----- Extracted records
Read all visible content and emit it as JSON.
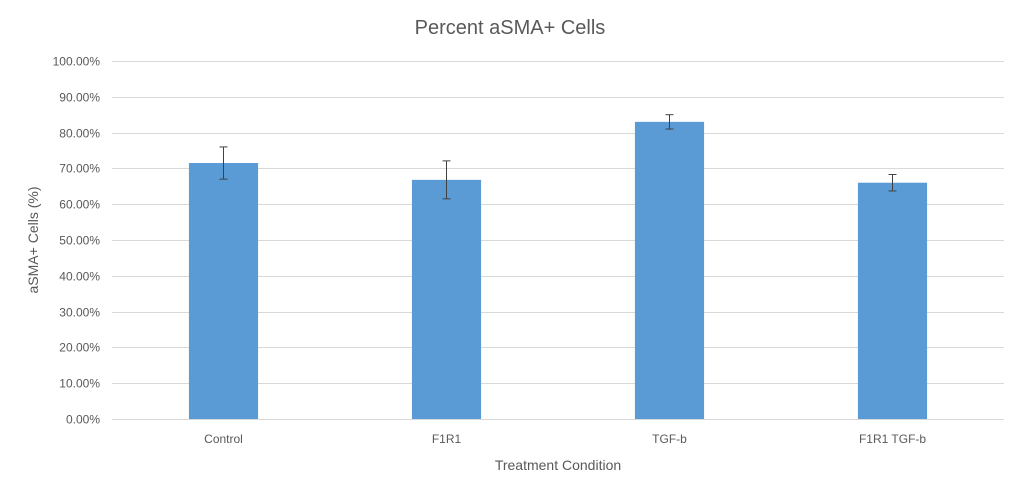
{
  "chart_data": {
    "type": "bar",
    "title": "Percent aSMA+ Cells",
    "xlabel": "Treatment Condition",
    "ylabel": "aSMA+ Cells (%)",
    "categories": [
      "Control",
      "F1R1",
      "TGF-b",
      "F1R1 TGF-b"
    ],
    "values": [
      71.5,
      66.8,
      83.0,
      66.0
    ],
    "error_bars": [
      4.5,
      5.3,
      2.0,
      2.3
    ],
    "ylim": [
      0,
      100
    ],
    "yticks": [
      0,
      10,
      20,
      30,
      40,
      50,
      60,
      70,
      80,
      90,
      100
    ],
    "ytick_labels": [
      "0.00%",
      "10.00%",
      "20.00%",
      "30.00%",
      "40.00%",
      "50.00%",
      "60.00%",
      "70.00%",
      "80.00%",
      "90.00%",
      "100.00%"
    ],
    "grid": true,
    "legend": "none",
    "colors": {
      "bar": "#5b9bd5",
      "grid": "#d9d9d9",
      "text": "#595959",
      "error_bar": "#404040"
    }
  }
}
----------
----- Extracted records
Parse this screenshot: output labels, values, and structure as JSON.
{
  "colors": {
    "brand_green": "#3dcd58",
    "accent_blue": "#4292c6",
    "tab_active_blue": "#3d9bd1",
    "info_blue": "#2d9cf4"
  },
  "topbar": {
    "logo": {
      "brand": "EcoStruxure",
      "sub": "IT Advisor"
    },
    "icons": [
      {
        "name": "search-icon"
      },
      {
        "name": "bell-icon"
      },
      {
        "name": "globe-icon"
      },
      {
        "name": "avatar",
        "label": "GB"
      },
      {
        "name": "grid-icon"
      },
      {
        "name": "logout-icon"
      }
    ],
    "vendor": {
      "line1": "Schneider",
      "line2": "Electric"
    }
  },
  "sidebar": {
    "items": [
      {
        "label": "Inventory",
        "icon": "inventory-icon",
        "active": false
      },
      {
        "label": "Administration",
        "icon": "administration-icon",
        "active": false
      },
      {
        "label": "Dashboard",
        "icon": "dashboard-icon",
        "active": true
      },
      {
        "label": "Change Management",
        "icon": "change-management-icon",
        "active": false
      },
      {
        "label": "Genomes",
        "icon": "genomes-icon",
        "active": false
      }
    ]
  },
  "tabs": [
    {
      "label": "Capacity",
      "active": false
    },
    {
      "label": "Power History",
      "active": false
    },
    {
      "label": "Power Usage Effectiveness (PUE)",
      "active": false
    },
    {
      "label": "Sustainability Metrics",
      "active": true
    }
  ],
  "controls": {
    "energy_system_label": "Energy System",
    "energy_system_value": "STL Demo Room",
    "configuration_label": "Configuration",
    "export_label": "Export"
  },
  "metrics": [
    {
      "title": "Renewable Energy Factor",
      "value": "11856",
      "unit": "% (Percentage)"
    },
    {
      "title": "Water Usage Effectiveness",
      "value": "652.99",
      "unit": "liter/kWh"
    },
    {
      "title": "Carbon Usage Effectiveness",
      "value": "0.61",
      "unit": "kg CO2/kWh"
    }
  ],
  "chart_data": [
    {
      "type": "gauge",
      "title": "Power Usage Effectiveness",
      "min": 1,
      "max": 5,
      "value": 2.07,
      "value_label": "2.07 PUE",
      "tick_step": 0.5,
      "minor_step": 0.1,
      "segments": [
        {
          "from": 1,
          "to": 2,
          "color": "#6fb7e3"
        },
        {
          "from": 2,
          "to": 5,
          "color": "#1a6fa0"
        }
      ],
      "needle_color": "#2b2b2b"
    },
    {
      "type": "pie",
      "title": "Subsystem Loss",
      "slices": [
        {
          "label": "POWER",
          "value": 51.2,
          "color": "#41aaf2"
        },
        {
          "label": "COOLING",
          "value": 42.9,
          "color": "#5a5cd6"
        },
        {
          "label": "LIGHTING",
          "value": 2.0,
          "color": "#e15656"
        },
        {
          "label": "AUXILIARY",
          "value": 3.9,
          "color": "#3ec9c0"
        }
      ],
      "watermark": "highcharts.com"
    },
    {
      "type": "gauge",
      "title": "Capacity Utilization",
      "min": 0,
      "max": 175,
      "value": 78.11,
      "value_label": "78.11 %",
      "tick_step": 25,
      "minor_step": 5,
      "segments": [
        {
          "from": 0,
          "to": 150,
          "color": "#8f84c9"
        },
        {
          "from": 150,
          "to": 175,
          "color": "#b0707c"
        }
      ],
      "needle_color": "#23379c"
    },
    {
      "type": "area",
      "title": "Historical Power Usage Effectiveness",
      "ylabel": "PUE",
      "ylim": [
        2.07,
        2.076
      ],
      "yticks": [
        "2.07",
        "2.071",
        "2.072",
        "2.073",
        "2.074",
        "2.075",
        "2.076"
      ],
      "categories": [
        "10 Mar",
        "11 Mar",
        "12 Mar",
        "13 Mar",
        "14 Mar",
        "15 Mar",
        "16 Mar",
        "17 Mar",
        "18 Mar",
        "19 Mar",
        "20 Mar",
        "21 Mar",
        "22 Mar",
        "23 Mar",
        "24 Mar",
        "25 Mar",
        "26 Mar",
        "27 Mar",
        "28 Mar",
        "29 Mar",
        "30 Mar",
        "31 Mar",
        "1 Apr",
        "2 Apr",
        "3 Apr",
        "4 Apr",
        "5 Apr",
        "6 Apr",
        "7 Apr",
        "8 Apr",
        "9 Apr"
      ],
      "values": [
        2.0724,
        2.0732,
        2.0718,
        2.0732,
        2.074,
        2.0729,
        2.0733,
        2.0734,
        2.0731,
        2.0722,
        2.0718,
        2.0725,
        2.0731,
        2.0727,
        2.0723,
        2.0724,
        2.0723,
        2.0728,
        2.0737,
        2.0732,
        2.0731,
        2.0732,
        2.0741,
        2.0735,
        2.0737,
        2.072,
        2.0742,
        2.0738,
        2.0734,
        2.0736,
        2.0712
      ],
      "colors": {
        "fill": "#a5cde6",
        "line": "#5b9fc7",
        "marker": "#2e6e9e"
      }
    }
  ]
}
----------
----- Extracted records
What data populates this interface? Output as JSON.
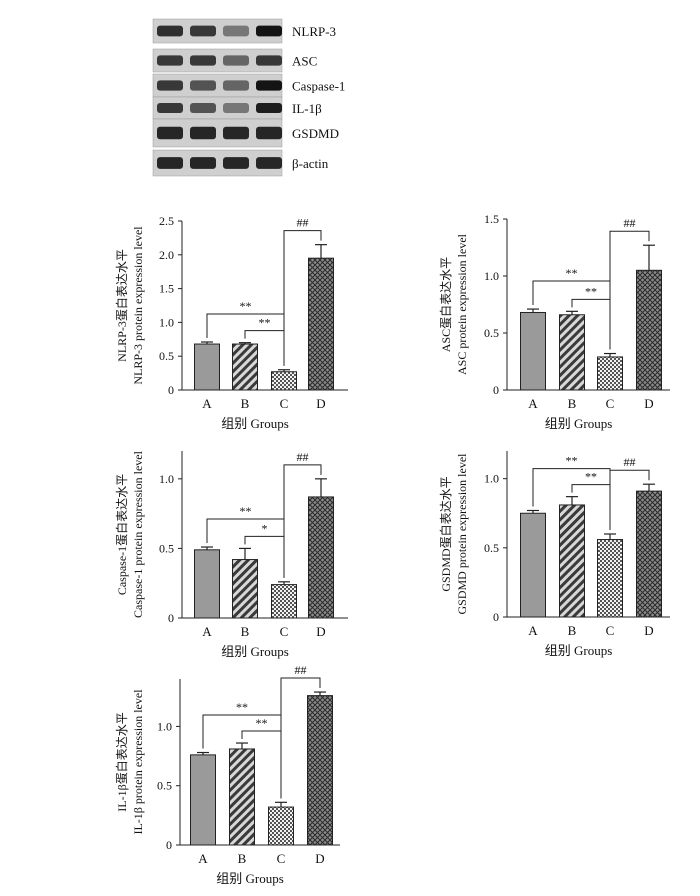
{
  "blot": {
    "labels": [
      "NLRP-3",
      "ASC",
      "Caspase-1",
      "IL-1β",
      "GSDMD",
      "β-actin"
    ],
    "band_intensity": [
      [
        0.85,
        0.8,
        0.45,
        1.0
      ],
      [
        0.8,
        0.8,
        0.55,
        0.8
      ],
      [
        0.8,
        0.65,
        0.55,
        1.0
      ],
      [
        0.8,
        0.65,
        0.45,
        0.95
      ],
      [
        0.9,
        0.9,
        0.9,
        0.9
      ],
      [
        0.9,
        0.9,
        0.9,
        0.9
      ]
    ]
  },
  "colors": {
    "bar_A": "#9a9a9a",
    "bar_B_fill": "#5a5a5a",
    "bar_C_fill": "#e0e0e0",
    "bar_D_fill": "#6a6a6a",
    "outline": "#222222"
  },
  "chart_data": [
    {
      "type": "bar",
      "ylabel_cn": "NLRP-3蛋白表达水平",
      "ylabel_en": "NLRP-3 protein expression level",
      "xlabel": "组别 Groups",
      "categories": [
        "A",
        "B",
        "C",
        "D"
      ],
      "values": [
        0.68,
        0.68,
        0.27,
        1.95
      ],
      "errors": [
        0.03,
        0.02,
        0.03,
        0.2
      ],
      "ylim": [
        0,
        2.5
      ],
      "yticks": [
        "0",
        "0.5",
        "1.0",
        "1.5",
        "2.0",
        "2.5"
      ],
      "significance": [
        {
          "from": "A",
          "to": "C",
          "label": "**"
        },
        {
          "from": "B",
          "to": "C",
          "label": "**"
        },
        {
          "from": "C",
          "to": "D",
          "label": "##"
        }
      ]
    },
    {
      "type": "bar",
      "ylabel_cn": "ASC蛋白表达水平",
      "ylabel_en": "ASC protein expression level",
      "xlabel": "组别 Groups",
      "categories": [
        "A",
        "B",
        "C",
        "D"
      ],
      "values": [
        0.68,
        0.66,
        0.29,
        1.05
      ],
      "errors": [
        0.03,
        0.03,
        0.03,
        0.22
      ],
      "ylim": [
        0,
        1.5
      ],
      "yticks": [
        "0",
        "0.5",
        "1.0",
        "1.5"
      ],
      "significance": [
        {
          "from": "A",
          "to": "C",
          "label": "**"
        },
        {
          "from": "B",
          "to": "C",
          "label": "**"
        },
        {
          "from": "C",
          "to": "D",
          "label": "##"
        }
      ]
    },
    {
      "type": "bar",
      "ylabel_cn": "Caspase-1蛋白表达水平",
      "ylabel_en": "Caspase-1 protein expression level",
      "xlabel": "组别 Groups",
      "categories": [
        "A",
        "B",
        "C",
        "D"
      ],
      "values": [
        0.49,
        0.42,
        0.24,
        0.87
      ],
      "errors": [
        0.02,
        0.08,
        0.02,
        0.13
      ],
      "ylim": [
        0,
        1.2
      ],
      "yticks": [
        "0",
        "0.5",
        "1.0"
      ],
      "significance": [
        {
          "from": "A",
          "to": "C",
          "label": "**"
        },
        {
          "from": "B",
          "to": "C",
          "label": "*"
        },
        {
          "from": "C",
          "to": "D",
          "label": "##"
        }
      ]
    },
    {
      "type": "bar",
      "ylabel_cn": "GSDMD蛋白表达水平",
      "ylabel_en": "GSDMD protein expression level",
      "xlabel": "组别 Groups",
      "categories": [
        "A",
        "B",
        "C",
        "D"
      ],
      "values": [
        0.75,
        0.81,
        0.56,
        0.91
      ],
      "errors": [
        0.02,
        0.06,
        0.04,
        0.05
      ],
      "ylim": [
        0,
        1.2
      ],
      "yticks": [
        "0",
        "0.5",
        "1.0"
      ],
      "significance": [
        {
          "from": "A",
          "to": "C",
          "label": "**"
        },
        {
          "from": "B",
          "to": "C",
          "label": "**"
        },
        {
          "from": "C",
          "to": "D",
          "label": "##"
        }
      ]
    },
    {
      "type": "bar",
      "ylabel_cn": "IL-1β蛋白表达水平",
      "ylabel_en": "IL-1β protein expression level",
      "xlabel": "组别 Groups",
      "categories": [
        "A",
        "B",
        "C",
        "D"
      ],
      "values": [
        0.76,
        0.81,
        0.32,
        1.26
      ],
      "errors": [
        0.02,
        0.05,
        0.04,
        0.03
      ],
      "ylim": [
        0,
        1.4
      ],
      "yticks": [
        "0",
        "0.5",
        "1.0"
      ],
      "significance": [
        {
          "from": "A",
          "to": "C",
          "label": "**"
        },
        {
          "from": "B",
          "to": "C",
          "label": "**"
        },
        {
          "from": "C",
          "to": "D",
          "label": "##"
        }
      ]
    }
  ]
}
----------
## Your task
The answer should be a number alone: how many lines of the entries hold the word "Usage"?

## Solution for this exercise
5